Stored records
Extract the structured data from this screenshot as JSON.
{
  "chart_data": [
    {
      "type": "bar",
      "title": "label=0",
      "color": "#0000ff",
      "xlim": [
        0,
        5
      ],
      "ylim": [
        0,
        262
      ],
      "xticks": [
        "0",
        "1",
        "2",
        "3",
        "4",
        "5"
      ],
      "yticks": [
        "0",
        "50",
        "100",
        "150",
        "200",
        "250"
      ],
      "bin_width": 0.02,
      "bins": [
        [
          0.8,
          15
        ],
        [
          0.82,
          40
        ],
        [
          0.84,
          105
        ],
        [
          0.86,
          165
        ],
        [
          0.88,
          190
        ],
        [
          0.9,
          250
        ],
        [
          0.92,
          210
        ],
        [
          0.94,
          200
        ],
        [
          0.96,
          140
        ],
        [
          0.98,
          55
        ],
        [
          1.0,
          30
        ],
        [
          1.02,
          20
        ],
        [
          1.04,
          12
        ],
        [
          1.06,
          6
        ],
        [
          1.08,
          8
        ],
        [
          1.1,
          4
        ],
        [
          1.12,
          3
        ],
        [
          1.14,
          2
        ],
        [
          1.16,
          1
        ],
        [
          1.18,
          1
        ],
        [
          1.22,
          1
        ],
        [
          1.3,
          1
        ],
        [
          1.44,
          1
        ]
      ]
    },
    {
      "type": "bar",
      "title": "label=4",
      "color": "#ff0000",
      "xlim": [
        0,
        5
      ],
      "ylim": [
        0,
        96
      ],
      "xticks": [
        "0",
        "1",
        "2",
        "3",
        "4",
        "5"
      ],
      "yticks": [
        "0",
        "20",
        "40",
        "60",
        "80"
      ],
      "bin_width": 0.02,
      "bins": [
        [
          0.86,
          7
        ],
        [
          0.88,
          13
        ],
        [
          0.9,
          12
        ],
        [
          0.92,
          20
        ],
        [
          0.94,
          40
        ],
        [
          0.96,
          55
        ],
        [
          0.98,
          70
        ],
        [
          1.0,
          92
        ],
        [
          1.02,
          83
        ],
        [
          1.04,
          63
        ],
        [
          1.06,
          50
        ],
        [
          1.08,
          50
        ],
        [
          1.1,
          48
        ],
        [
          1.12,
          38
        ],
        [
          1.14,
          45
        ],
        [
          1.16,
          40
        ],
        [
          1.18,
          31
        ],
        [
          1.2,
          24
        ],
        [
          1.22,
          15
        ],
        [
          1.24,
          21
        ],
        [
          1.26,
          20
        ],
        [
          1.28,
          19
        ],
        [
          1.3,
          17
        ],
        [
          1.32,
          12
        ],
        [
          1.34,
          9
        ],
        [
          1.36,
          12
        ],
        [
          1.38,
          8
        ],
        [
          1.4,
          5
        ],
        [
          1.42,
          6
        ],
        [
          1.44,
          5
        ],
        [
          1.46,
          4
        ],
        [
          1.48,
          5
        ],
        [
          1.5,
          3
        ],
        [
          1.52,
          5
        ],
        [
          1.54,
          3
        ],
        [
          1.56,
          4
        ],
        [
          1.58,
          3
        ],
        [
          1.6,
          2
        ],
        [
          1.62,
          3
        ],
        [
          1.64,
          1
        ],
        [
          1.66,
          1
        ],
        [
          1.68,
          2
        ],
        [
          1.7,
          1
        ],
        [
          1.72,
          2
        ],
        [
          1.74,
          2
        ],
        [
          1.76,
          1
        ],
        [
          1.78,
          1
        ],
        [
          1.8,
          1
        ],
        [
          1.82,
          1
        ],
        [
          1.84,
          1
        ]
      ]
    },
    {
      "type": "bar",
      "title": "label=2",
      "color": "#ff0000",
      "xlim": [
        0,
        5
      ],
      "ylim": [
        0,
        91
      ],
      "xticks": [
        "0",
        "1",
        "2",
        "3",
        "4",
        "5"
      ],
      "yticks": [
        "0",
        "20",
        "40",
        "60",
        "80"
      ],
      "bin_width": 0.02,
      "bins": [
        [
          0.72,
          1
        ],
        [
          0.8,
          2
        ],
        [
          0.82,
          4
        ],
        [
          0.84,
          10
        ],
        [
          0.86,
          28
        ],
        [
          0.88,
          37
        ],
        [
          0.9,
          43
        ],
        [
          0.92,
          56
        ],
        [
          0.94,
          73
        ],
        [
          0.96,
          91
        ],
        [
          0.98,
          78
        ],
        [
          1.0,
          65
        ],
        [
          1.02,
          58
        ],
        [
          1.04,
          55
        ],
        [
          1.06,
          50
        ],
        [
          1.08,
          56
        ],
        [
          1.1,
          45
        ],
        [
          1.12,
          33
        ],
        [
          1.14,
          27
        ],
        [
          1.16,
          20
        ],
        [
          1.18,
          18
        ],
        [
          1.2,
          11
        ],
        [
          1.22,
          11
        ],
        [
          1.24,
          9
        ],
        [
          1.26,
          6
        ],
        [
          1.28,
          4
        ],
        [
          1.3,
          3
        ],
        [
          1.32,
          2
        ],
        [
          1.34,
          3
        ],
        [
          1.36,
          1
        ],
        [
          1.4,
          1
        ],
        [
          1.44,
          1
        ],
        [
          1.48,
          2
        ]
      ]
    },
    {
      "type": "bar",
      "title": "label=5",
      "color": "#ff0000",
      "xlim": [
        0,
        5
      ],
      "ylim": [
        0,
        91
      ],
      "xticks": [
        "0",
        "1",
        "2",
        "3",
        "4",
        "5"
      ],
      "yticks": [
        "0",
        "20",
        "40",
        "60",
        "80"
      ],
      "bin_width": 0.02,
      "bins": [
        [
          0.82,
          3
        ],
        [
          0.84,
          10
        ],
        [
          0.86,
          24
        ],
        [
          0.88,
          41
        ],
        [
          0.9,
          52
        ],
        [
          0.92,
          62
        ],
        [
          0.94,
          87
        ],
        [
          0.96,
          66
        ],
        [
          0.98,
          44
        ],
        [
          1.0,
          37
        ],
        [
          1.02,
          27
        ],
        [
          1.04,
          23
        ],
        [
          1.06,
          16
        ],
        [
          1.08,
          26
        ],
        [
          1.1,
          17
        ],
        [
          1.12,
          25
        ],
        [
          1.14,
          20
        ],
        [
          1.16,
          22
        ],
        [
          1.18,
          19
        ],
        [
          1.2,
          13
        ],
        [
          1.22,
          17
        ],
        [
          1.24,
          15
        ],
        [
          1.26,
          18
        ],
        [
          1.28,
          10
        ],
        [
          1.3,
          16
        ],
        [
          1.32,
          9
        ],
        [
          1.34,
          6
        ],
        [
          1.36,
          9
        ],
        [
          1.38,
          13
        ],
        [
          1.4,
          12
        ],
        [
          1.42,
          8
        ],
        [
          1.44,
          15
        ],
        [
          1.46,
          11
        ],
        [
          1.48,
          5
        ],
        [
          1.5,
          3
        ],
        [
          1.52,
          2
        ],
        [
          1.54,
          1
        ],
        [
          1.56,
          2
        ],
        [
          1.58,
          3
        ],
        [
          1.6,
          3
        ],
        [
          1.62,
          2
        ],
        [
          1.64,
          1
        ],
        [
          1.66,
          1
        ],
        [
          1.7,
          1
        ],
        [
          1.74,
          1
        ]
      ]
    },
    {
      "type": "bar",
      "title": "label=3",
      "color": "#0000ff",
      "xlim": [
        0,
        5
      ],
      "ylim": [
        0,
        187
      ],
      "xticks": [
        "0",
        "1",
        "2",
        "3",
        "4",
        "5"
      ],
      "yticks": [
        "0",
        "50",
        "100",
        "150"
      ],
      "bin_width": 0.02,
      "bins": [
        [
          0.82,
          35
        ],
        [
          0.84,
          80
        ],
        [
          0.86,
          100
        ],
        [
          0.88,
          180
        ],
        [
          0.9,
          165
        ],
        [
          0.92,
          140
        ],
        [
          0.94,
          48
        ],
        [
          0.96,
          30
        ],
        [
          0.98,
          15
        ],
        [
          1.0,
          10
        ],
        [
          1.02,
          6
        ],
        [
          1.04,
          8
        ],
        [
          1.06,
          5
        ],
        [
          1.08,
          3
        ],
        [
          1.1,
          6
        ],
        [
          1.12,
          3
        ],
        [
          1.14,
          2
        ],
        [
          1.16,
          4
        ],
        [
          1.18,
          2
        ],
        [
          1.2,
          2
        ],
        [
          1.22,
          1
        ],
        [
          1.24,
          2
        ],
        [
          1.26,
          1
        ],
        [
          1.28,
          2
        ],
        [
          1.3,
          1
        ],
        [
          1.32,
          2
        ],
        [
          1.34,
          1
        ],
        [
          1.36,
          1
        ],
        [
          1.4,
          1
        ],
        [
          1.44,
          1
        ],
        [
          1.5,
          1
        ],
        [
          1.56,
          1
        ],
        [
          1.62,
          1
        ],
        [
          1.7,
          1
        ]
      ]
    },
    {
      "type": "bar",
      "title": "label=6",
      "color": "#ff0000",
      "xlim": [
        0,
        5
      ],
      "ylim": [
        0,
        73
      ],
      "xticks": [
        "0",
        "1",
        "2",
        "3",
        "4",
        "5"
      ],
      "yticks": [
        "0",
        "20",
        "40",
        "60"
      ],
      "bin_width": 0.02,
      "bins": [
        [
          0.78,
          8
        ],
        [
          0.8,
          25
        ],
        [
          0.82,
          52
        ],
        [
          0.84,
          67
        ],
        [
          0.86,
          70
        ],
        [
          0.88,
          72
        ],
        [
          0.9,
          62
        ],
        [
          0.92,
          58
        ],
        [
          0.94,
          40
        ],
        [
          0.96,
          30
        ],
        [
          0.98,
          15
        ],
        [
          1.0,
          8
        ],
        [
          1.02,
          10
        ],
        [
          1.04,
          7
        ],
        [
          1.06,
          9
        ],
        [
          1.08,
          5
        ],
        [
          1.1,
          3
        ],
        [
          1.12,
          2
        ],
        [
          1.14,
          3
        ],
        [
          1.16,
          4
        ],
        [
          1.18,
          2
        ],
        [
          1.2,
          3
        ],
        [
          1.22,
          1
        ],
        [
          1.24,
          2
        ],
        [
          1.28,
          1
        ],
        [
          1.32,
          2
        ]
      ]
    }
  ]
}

## What is asked
Return nothing except the number of lines that include the string "title".

## The output
6